[Direction]: The complete listing should be restated exactly.

## BEGIN Data excerpts

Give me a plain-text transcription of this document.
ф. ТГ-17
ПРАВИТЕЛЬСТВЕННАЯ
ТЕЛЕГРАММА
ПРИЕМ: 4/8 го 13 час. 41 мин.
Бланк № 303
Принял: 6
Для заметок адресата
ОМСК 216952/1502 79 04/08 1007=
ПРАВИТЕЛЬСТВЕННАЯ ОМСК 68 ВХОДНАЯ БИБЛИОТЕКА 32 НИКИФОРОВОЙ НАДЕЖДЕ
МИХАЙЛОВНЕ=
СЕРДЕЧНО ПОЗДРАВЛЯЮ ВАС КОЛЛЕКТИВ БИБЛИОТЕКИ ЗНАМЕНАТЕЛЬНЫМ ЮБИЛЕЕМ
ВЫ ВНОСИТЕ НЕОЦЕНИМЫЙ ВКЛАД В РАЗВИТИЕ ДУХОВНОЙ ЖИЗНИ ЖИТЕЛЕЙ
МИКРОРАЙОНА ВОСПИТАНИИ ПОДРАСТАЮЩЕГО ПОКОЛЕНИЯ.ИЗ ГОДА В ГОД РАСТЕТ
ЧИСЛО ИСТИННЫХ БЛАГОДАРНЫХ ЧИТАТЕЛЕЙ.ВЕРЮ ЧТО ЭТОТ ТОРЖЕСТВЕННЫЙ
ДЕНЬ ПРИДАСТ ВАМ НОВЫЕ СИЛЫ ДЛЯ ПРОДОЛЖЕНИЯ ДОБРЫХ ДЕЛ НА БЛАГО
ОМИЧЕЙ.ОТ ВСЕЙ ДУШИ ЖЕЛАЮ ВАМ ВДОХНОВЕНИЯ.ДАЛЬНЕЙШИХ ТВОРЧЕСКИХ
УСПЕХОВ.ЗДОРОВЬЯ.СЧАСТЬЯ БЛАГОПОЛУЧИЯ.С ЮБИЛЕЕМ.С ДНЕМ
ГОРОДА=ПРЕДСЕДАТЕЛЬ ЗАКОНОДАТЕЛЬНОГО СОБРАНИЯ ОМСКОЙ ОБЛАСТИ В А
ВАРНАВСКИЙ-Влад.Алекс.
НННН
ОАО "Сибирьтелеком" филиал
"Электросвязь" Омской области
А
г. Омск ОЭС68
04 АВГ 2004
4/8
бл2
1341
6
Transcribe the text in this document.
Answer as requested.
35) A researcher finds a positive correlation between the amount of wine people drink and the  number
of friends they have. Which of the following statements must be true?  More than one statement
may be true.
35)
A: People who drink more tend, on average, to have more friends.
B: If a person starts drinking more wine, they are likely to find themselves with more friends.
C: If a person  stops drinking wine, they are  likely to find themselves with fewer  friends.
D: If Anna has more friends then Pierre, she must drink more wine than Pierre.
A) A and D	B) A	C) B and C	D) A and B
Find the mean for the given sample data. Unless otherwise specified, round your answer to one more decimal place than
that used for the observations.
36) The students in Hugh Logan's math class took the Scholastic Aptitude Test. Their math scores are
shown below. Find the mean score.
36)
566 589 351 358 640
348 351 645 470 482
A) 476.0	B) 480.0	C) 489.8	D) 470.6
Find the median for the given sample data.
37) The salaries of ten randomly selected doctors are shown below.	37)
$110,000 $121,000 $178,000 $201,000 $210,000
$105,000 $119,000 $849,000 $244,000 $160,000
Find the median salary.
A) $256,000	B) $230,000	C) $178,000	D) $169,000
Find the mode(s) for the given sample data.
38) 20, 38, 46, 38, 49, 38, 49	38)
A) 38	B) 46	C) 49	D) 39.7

## END Data excerpts

[Task answer]:
Give me a plain-text transcription of this document.
ф. ТГ-17
ПРАВИТЕЛЬСТВЕННАЯ
ТЕЛЕГРАММА
ПРИЕМ: 4/8 го 13 час. 41 мин.
Бланк № 303
Принял: 6
Для заметок адресата
ОМСК 216952/1502 79 04/08 1007=
ПРАВИТЕЛЬСТВЕННАЯ ОМСК 68 ВХОДНАЯ БИБЛИОТЕКА 32 НИКИФОРОВОЙ НАДЕЖДЕ
МИХАЙЛОВНЕ=
СЕРДЕЧНО ПОЗДРАВЛЯЮ ВАС КОЛЛЕКТИВ БИБЛИОТЕКИ ЗНАМЕНАТЕЛЬНЫМ ЮБИЛЕЕМ
ВЫ ВНОСИТЕ НЕОЦЕНИМЫЙ ВКЛАД В РАЗВИТИЕ ДУХОВНОЙ ЖИЗНИ ЖИТЕЛЕЙ
МИКРОРАЙОНА ВОСПИТАНИИ ПОДРАСТАЮЩЕГО ПОКОЛЕНИЯ.ИЗ ГОДА В ГОД РАСТЕТ
ЧИСЛО ИСТИННЫХ БЛАГОДАРНЫХ ЧИТАТЕЛЕЙ.ВЕРЮ ЧТО ЭТОТ ТОРЖЕСТВЕННЫЙ
ДЕНЬ ПРИДАСТ ВАМ НОВЫЕ СИЛЫ ДЛЯ ПРОДОЛЖЕНИЯ ДОБРЫХ ДЕЛ НА БЛАГО
ОМИЧЕЙ.ОТ ВСЕЙ ДУШИ ЖЕЛАЮ ВАМ ВДОХНОВЕНИЯ.ДАЛЬНЕЙШИХ ТВОРЧЕСКИХ
УСПЕХОВ.ЗДОРОВЬЯ.СЧАСТЬЯ БЛАГОПОЛУЧИЯ.С ЮБИЛЕЕМ.С ДНЕМ
ГОРОДА=ПРЕДСЕДАТЕЛЬ ЗАКОНОДАТЕЛЬНОГО СОБРАНИЯ ОМСКОЙ ОБЛАСТИ В А
ВАРНАВСКИЙ-Влад.Алекс.
НННН
ОАО "Сибирьтелеком" филиал
"Электросвязь" Омской области
А
г. Омск ОЭС68
04 АВГ 2004
4/8
бл2
1341
6
Transcribe the text in this document.
Answer as requested.
35) A researcher finds a positive correlation between the amount of wine people drink and the  number
of friends they have. Which of the following statements must be true?  More than one statement
may be true.
35)
A: People who drink more tend, on average, to have more friends.
B: If a person starts drinking more wine, they are likely to find themselves with more friends.
C: If a person  stops drinking wine, they are  likely to find themselves with fewer  friends.
D: If Anna has more friends then Pierre, she must drink more wine than Pierre.
A) A and D	B) A	C) B and C	D) A and B
Find the mean for the given sample data. Unless otherwise specified, round your answer to one more decimal place than
that used for the observations.
36) The students in Hugh Logan's math class took the Scholastic Aptitude Test. Their math scores are
shown below. Find the mean score.
36)
566 589 351 358 640
348 351 645 470 482
A) 476.0	B) 480.0	C) 489.8	D) 470.6
Find the median for the given sample data.
37) The salaries of ten randomly selected doctors are shown below.	37)
$110,000 $121,000 $178,000 $201,000 $210,000
$105,000 $119,000 $849,000 $244,000 $160,000
Find the median salary.
A) $256,000	B) $230,000	C) $178,000	D) $169,000
Find the mode(s) for the given sample data.
38) 20, 38, 46, 38, 49, 38, 49	38)
A) 38	B) 46	C) 49	D) 39.7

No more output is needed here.